**Problem to solve**
Find and copy lines holding "events".

##### Material provided

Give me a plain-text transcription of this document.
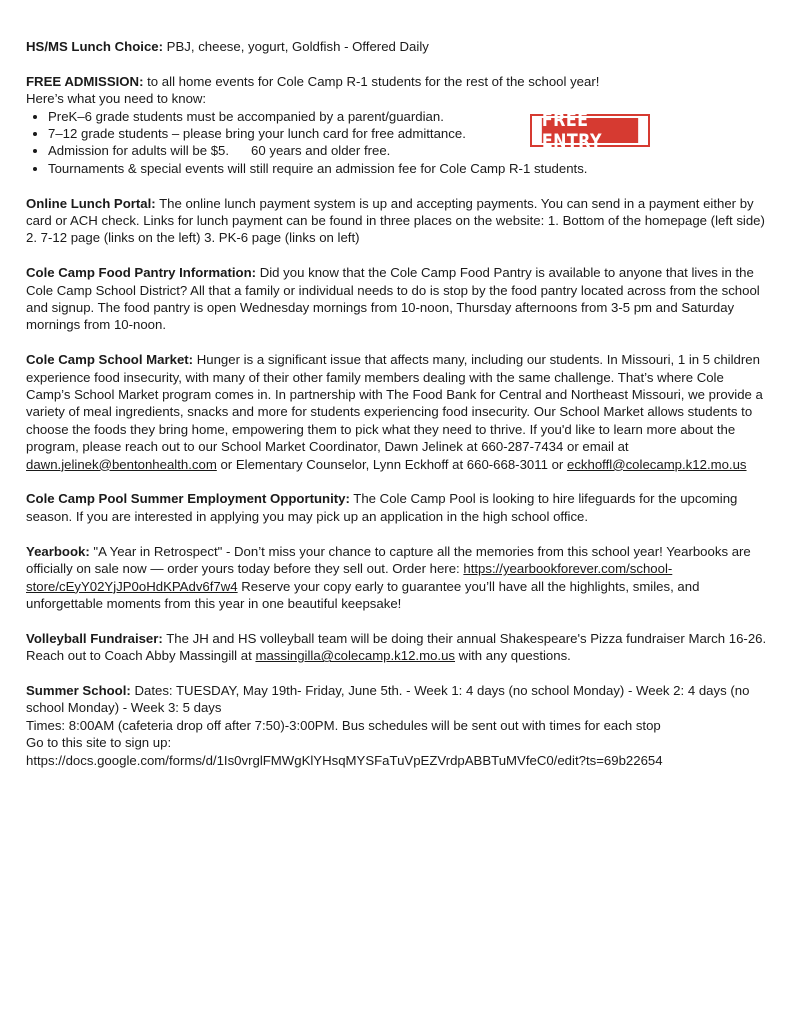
FREE ENTRY
HS/MS Lunch Choice: PBJ, cheese, yogurt, Goldfish - Offered Daily
FREE ADMISSION: to all home events for Cole Camp R-1 students for the rest of the school year!
Here’s what you need to know:
• PreK–6 grade students must be accompanied by a parent/guardian.
• 7–12 grade students – please bring your lunch card for free admittance.
• Admission for adults will be $5. 60 years and older free.
• Tournaments & special events will still require an admission fee for Cole Camp R-1 students.
Online Lunch Portal: The online lunch payment system is up and accepting payments. You can send in a payment either by card or ACH check. Links for lunch payment can be found in three places on the website: 1. Bottom of the homepage (left side) 2. 7-12 page (links on the left) 3. PK-6 page (links on left)
Cole Camp Food Pantry Information: Did you know that the Cole Camp Food Pantry is available to anyone that lives in the Cole Camp School District? All that a family or individual needs to do is stop by the food pantry located across from the school and signup. The food pantry is open Wednesday mornings from 10-noon, Thursday afternoons from 3-5 pm and Saturday mornings from 10-noon.
Cole Camp School Market: Hunger is a significant issue that affects many, including our students. In Missouri, 1 in 5 children experience food insecurity, with many of their other family members dealing with the same challenge. That’s where Cole Camp’s School Market program comes in. In partnership with The Food Bank for Central and Northeast Missouri, we provide a variety of meal ingredients, snacks and more for students experiencing food insecurity. Our School Market allows students to choose the foods they bring home, empowering them to pick what they need to thrive. If you'd like to learn more about the program, please reach out to our School Market Coordinator, Dawn Jelinek at 660-287-7434 or email at dawn.jelinek@bentonhealth.com or Elementary Counselor, Lynn Eckhoff at 660-668-3011 or eckhoffl@colecamp.k12.mo.us
Cole Camp Pool Summer Employment Opportunity: The Cole Camp Pool is looking to hire lifeguards for the upcoming season. If you are interested in applying you may pick up an application in the high school office.
Yearbook: "A Year in Retrospect" - Don’t miss your chance to capture all the memories from this school year! Yearbooks are officially on sale now — order yours today before they sell out. Order here: https://yearbookforever.com/school-store/cEyY02YjJP0oHdKPAdv6f7w4 Reserve your copy early to guarantee you’ll have all the highlights, smiles, and unforgettable moments from this year in one beautiful keepsake!
Volleyball Fundraiser: The JH and HS volleyball team will be doing their annual Shakespeare's Pizza fundraiser March 16-26. Reach out to Coach Abby Massingill at massingilla@colecamp.k12.mo.us with any questions.
Summer School: Dates: TUESDAY, May 19th- Friday, June 5th. - Week 1: 4 days (no school Monday) - Week 2: 4 days (no school Monday) - Week 3: 5 days
Times: 8:00AM (cafeteria drop off after 7:50)-3:00PM. Bus schedules will be sent out with times for each stop
Go to this site to sign up:
https://docs.google.com/forms/d/1Is0vrglFMWgKlYHsqMYSFaTuVpEZVrdpABBTuMVfeC0/edit?ts=69b22654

##########

**Response to this task**
FREE ADMISSION: to all home events for Cole Camp R-1 students for the rest of the school year!
• Tournaments & special events will still require an admission fee for Cole Camp R-1 students.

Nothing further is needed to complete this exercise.